[Collected data entries]
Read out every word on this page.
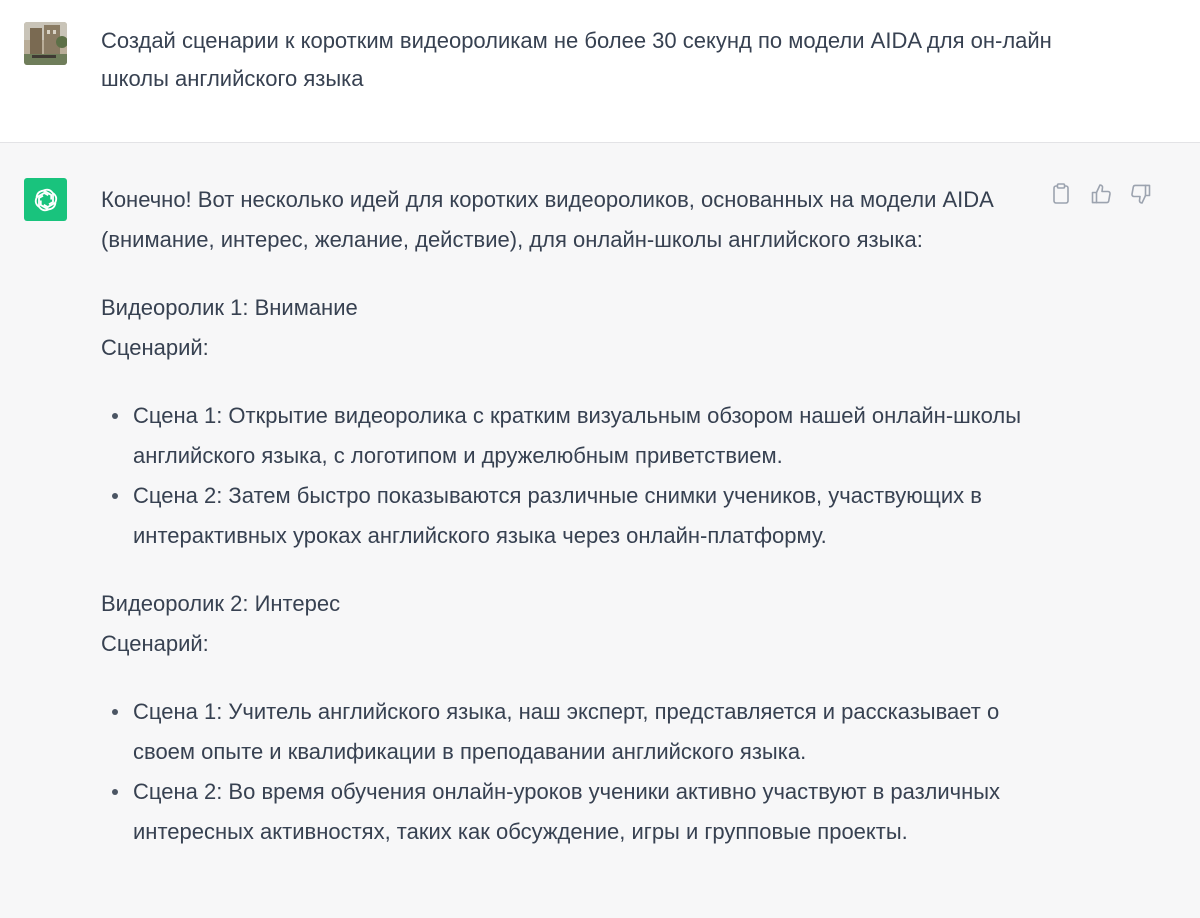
Создай сценарии к коротким видеороликам не более 30 секунд по модели AIDA для он-лайн школы английского языка

Конечно! Вот несколько идей для коротких видеороликов, основанных на модели AIDA (внимание, интерес, желание, действие), для онлайн-школы английского языка:

Видеоролик 1: Внимание

Сценарий:

Сцена 1: Открытие видеоролика с кратким визуальным обзором нашей онлайн-школы английского языка, с логотипом и дружелюбным приветствием.
Сцена 2: Затем быстро показываются различные снимки учеников, участвующих в интерактивных уроках английского языка через онлайн-платформу.

Видеоролик 2: Интерес

Сценарий:

Сцена 1: Учитель английского языка, наш эксперт, представляется и рассказывает о своем опыте и квалификации в преподавании английского языка.
Сцена 2: Во время обучения онлайн-уроков ученики активно участвуют в различных интересных активностях, таких как обсуждение, игры и групповые проекты.
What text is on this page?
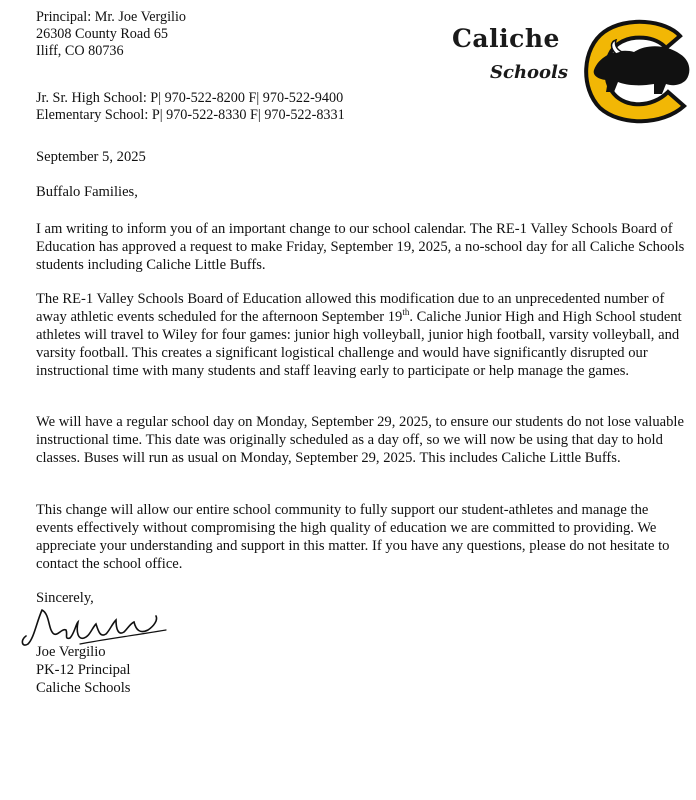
Principal: Mr. Joe Vergilio
26308 County Road 65
Iliff, CO 80736
Jr. Sr. High School: P| 970-522-8200 F| 970-522-9400
Elementary School: P| 970-522-8330 F| 970-522-8331
Caliche
Schools
September 5, 2025
Buffalo Families,
I am writing to inform you of an important change to our school calendar. The RE-1 Valley Schools Board of Education has approved a request to make Friday, September 19, 2025, a no-school day for all Caliche Schools students including Caliche Little Buffs.
The RE-1 Valley Schools Board of Education allowed this modification due to an unprecedented number of away athletic events scheduled for the afternoon September 19th. Caliche Junior High and High School student athletes will travel to Wiley for four games: junior high volleyball, junior high football, varsity volleyball, and varsity football. This creates a significant logistical challenge and would have significantly disrupted our instructional time with many students and staff leaving early to participate or help manage the games.
We will have a regular school day on Monday, September 29, 2025, to ensure our students do not lose valuable instructional time. This date was originally scheduled as a day off, so we will now be using that day to hold classes. Buses will run as usual on Monday, September 29, 2025. This includes Caliche Little Buffs.
This change will allow our entire school community to fully support our student-athletes and manage the events effectively without compromising the high quality of education we are committed to providing. We appreciate your understanding and support in this matter. If you have any questions, please do not hesitate to contact the school office.
Sincerely,
Joe Vergilio
PK-12 Principal
Caliche Schools
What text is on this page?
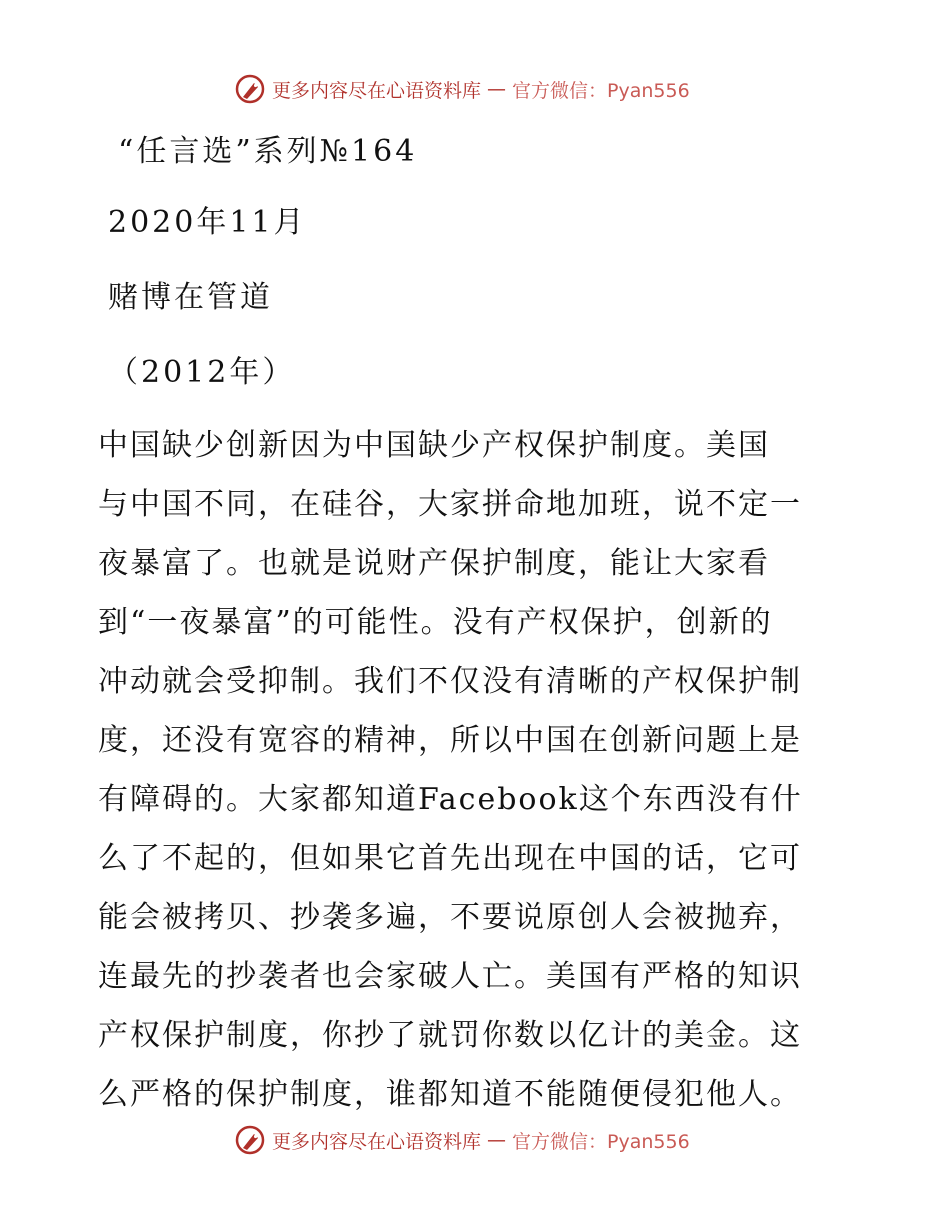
更多内容尽在心语资料库 — 官方微信：Pyan556
“任言选”系列№164
2020年11月
赌博在管道
（2012年）
中国缺少创新因为中国缺少产权保护制度。美国
与中国不同，在硅谷，大家拼命地加班，说不定一
夜暴富了。也就是说财产保护制度，能让大家看
到“一夜暴富”的可能性。没有产权保护，创新的
冲动就会受抑制。我们不仅没有清晰的产权保护制
度，还没有宽容的精神，所以中国在创新问题上是
有障碍的。大家都知道Facebook这个东西没有什
么了不起的，但如果它首先出现在中国的话，它可
能会被拷贝、抄袭多遍，不要说原创人会被抛弃，
连最先的抄袭者也会家破人亡。美国有严格的知识
产权保护制度，你抄了就罚你数以亿计的美金。这
么严格的保护制度，谁都知道不能随便侵犯他人。
更多内容尽在心语资料库 — 官方微信：Pyan556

__TO DO__
Search the records for the word "Principal", then list every line that has it.

__TASK ANSWER__
Principal: Mr. Joe Vergilio
PK-12 Principal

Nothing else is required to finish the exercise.